• EXCERPTED PASSAGE:

- Opening Delimiter -

The transcriptional inhibition could not account for the differential response of telomerase to the drug in these two lines because it was similar in both. We therefore analysed the phosphorylation status of the enzyme after exposure to bortezomib. The phosphorylation of telomerase markedly decreased in response to bortezomib in the ARP-1 cell line, but not in the CAG cell. This difference may explain the differential kinetics of telomerase downregulation.

Two main kinases are known to phosphorylate telomerase: AKT and PKCα (Dong et al, 2005, Wang and Bennett, 2010). The very mild change in the phosphorylation levels of AKT in response to bortezomib suggests that this pathway is not involved in the effect of the drug on telomerase activity, at least in the two examined cell lines. These results are consistent with other reports, showing that AKT is not a target of bortezomib in MM cells (Hideshima et al, 2006). However, other studies reported an inhibitory effect of bortezomib on the activation of AKT in hepatocellular carcinoma cells (Chen et al, 2008), or a combination of bortezomib and a farnesyl transferase inhibitor, which caused apoptosis via downregulation of pAKT in MM cells (David et al, 2005). These differing results may reflect the heterogeneity of AKT pathways in MM cells. For example, a differential dependency of MM cells on pAKT, which correlated with the sensitivity of the cells to the drug has been reported (Zöllinger et al, 2008). We did not find such a correlation in our experimental system but rather with the phosphorylation of PKCα in response to bortezomib. PKCα phosphorylation differed in the two cell lines, whereas in the ARP-1 cells bortezomib downregulated the phosphorylation of PKCα, there was no such effect on phosphorylation in the CAG cells. We concluded that the differential effect of bortezomib on hTERT phosphorylation was mediated by PKCα.

In this study, we demonstrated that telomerase inhibition by bortezomib also occurred in the clinical setting. Telomerase activity was downregulated in myeloma cells exposed to bortezomib either in vivo or ex vivo. Interestingly, the degree and mode of regulation of telomerase inhibition by bortezomib might correlate with the clinical response. Cells extracted from the bone marrow of patients responding well to bortezomib also showed a reduction in telomerase activity after ex vivo exposure to the drug. In contrast, in cells taken from bortezomib-resistant patients telomerase activity was not affected by ex vivo exposure to the drug. It seems that the regulatory pathways and their variations in these cells are similar to those of the in vitro system. Whereas in cells from the ‘good responders’ phosphorylation of the PKCα was markedly downregulated after the ex vivo exposure to the drug, there was no effect on that enzyme in cells extracted from the bone marrow compartment of the bortezomib-resistant patients. The patients differed also in their initial telomerase activity, which was lower in the responsive and higher in the refractory samples. Similar diversities in the degree of telomerase activity among MM patients have been reported (Xu et al, 2001; Wu et al, 2003; Panero et al, 2010).

- Closing Delimiter -

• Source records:
- Opening Delimiter -

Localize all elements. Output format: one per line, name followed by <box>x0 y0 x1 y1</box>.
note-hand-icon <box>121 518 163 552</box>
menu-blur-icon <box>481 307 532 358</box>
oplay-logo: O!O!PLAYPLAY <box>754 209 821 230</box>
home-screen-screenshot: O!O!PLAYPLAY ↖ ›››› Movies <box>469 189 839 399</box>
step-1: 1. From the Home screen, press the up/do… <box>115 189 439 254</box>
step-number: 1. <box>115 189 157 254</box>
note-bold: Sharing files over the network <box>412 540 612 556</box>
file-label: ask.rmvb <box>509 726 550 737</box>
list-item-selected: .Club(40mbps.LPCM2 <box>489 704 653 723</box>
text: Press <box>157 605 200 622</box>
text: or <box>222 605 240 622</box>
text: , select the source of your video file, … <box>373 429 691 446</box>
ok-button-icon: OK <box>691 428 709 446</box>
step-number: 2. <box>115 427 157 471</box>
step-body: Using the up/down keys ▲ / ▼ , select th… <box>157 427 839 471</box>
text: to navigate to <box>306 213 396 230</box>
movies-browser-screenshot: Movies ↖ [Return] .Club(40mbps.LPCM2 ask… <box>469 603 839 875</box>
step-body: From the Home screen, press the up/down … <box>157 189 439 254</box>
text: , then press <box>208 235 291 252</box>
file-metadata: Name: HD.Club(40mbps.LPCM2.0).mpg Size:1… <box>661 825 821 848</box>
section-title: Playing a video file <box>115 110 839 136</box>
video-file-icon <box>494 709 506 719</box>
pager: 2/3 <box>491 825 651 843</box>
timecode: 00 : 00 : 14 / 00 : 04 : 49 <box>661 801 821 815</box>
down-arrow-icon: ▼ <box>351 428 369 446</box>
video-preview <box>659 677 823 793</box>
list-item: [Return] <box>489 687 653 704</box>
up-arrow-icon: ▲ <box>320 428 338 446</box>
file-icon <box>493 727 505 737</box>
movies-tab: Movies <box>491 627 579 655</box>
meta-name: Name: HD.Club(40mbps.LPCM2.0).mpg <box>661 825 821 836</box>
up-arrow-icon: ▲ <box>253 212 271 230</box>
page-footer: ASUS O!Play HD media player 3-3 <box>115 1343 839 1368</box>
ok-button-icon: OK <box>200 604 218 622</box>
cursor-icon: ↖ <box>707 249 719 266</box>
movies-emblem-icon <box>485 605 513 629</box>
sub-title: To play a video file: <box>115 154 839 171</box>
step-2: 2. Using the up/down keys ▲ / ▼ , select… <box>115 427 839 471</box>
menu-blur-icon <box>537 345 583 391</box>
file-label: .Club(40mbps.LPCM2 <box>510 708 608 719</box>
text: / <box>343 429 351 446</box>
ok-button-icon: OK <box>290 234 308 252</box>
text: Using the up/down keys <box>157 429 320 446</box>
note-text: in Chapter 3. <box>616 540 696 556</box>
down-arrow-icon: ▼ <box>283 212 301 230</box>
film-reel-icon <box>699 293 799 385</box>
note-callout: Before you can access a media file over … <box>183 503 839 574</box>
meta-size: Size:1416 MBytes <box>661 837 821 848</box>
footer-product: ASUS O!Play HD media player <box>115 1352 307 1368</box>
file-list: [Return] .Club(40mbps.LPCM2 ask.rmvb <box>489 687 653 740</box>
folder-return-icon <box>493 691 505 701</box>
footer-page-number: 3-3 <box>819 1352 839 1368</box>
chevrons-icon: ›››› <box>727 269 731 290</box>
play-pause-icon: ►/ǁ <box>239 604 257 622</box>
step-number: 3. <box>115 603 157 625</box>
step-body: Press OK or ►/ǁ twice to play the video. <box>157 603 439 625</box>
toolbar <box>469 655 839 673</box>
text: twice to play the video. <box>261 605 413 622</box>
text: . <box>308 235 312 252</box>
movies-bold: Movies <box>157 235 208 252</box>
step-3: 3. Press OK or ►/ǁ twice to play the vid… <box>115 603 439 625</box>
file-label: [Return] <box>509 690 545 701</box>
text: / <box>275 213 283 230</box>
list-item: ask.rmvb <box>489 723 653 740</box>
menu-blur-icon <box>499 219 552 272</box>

- Closing Delimiter -

• TASK DIRECTIONS:
Retype the passage on bortezomib and telomerase, starting at "The transcriptional inhibition" and ending at "of telomerase downregulation.". Rely only on the text about bortezomib and telomerase for this work.

• ANSWER FOR THE TASK:
The transcriptional inhibition could not account for the differential response of telomerase to the drug in these two lines because it was similar in both. We therefore analysed the phosphorylation status of the enzyme after exposure to bortezomib. The phosphorylation of telomerase markedly decreased in response to bortezomib in the ARP-1 cell line, but not in the CAG cell. This difference may explain the differential kinetics of telomerase downregulation.